■ Dataset rows about figures ■
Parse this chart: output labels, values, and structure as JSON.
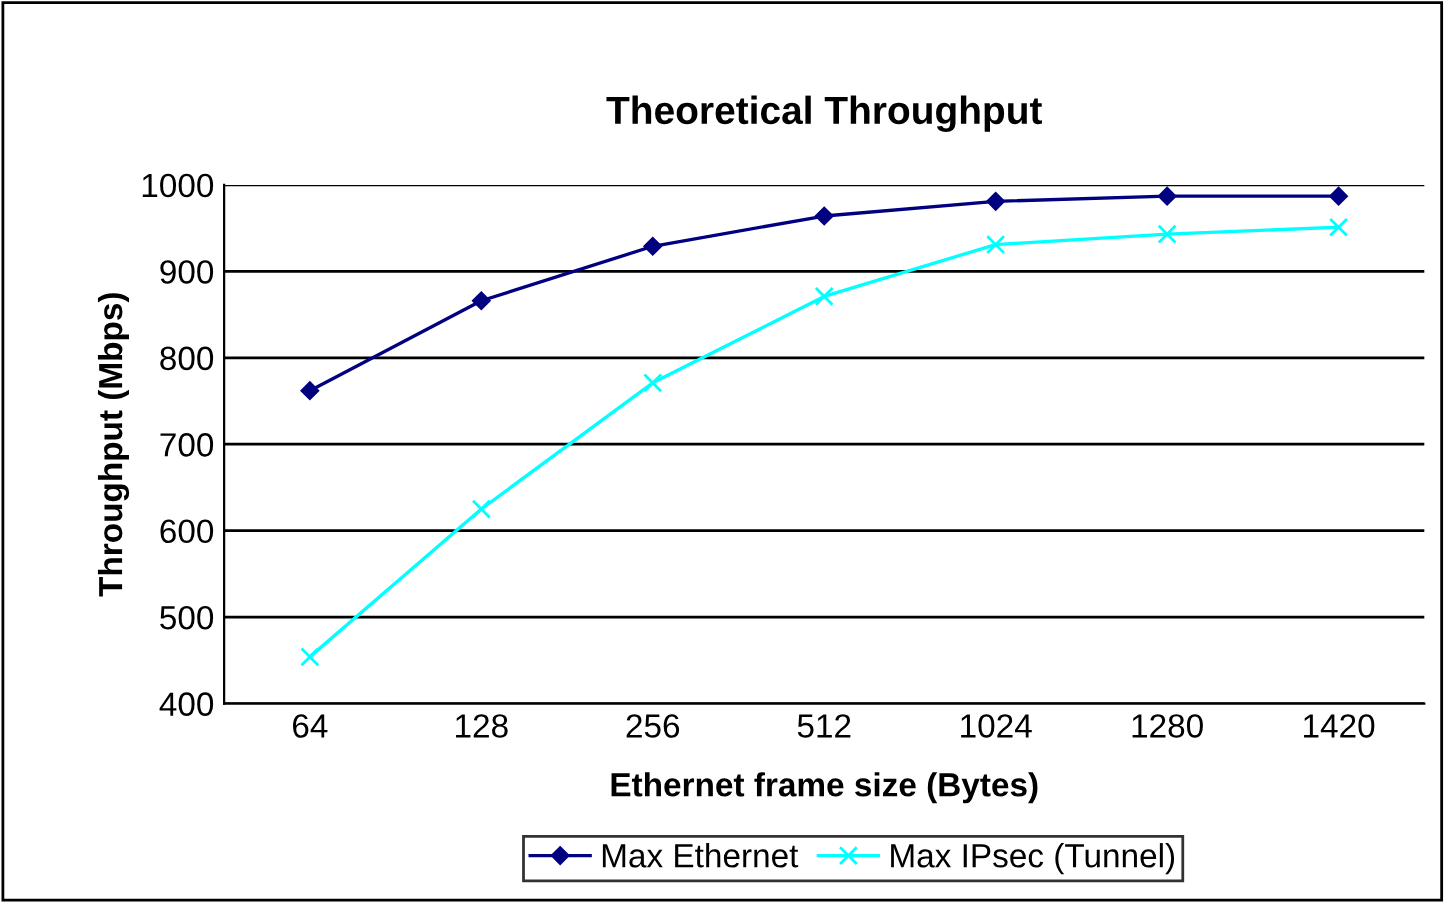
{
  "chart_data": {
    "type": "line",
    "title": "Theoretical Throughput",
    "xlabel": "Ethernet frame size (Bytes)",
    "ylabel": "Throughput (Mbps)",
    "categories": [
      "64",
      "128",
      "256",
      "512",
      "1024",
      "1280",
      "1420"
    ],
    "series": [
      {
        "name": "Max Ethernet",
        "color": "#000080",
        "marker": "diamond",
        "values": [
          762,
          866,
          929,
          964,
          981,
          987,
          987
        ]
      },
      {
        "name": "Max IPsec (Tunnel)",
        "color": "#00ffff",
        "marker": "cross",
        "values": [
          454,
          625,
          771,
          871,
          931,
          943,
          951
        ]
      }
    ],
    "ylim": [
      400,
      1000
    ],
    "yticks": [
      400,
      500,
      600,
      700,
      800,
      900,
      1000
    ],
    "grid": "y",
    "legend": "bottom"
  }
}
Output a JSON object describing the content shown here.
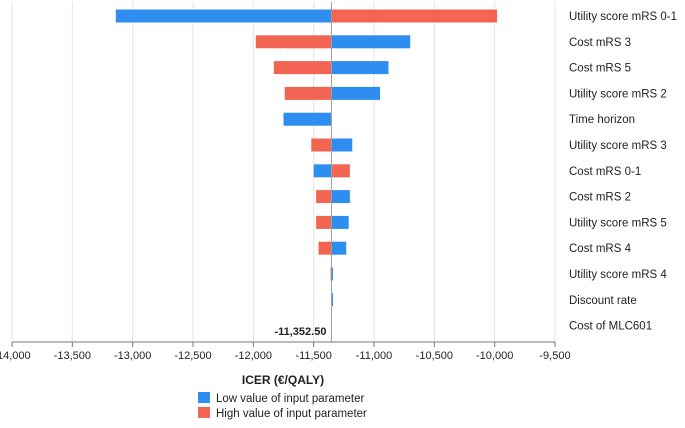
{
  "chart_data": {
    "type": "bar",
    "orientation": "horizontal",
    "baseline_value": -11352.5,
    "baseline_label": "-11,352.50",
    "xlabel": "ICER (€/QALY)",
    "xlim": [
      -14000,
      -9500
    ],
    "xticks": [
      -14000,
      -13500,
      -13000,
      -12500,
      -12000,
      -11500,
      -11000,
      -10500,
      -10000,
      -9500
    ],
    "xtick_labels": [
      "-14,000",
      "-13,500",
      "-13,000",
      "-12,500",
      "-12,000",
      "-11,500",
      "-11,000",
      "-10,500",
      "-10,000",
      "-9,500"
    ],
    "grid": "vertical",
    "legend_position": "bottom-center",
    "categories": [
      "Utility score mRS 0-1",
      "Cost mRS 3",
      "Cost mRS 5",
      "Utility score mRS 2",
      "Time horizon",
      "Utility score mRS 3",
      "Cost mRS 0-1",
      "Cost mRS 2",
      "Utility score mRS 5",
      "Cost mRS 4",
      "Utility score mRS 4",
      "Discount rate",
      "Cost of MLC601"
    ],
    "series": [
      {
        "name": "Low value of input parameter",
        "color": "#2d8ef0",
        "values": [
          -13140,
          -10700,
          -10880,
          -10950,
          -11750,
          -11180,
          -11500,
          -11200,
          -11210,
          -11230,
          -11340,
          -11340,
          -11352.5
        ]
      },
      {
        "name": "High value of input parameter",
        "color": "#f26552",
        "values": [
          -9980,
          -11980,
          -11830,
          -11740,
          -11352.5,
          -11520,
          -11200,
          -11480,
          -11480,
          -11460,
          -11360,
          -11352.5,
          -11352.5
        ]
      }
    ]
  }
}
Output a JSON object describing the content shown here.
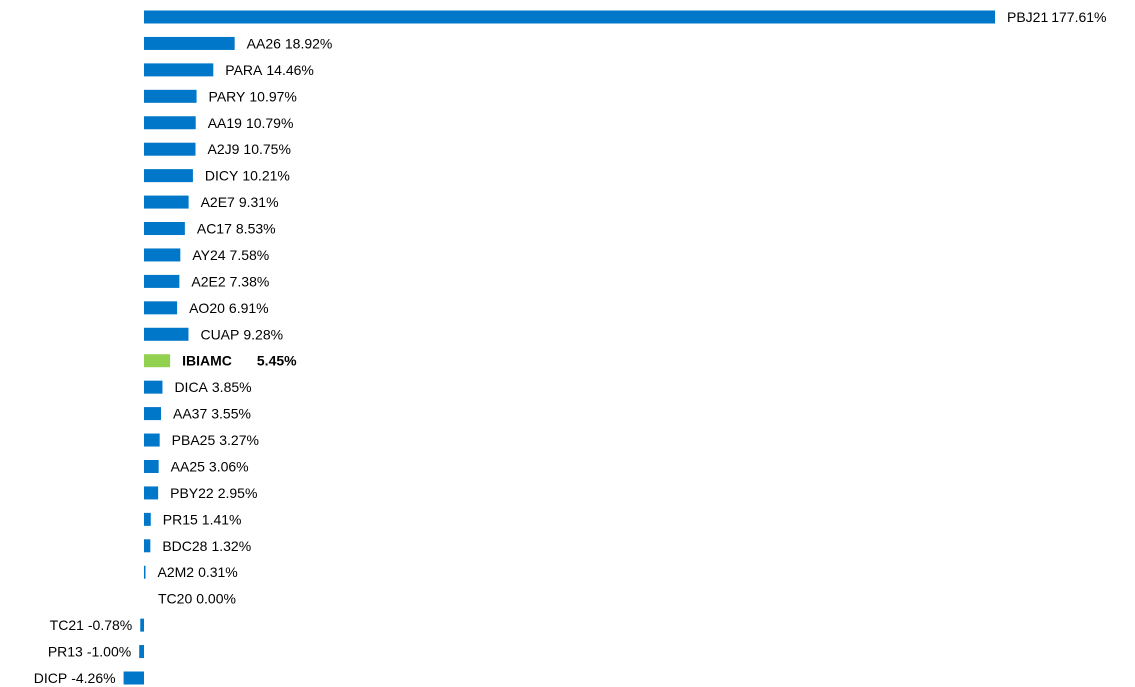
{
  "chart_data": {
    "type": "bar",
    "orientation": "horizontal",
    "categories": [
      "PBJ21",
      "AA26",
      "PARA",
      "PARY",
      "AA19",
      "A2J9",
      "DICY",
      "A2E7",
      "AC17",
      "AY24",
      "A2E2",
      "AO20",
      "CUAP",
      "IBIAMC",
      "DICA",
      "AA37",
      "PBA25",
      "AA25",
      "PBY22",
      "PR15",
      "BDC28",
      "A2M2",
      "TC20",
      "TC21",
      "PR13",
      "DICP"
    ],
    "values": [
      177.61,
      18.92,
      14.46,
      10.97,
      10.79,
      10.75,
      10.21,
      9.31,
      8.53,
      7.58,
      7.38,
      6.91,
      9.28,
      5.45,
      3.85,
      3.55,
      3.27,
      3.06,
      2.95,
      1.41,
      1.32,
      0.31,
      0.0,
      -0.78,
      -1.0,
      -4.26
    ],
    "value_labels": [
      "177.61%",
      "18.92%",
      "14.46%",
      "10.97%",
      "10.79%",
      "10.75%",
      "10.21%",
      "9.31%",
      "8.53%",
      "7.58%",
      "7.38%",
      "6.91%",
      "9.28%",
      "5.45%",
      "3.85%",
      "3.55%",
      "3.27%",
      "3.06%",
      "2.95%",
      "1.41%",
      "1.32%",
      "0.31%",
      "0.00%",
      "-0.78%",
      "-1.00%",
      "-4.26%"
    ],
    "color": "#0077c8",
    "highlight": "IBIAMC",
    "highlight_color": "#92d050"
  }
}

■ WHAT IS ASKED ■
Show every line from the entries above in which the word "input" appears.

■ FINAL ANSWER ■
        "name": "Low value of input parameter",
        "name": "High value of input parameter",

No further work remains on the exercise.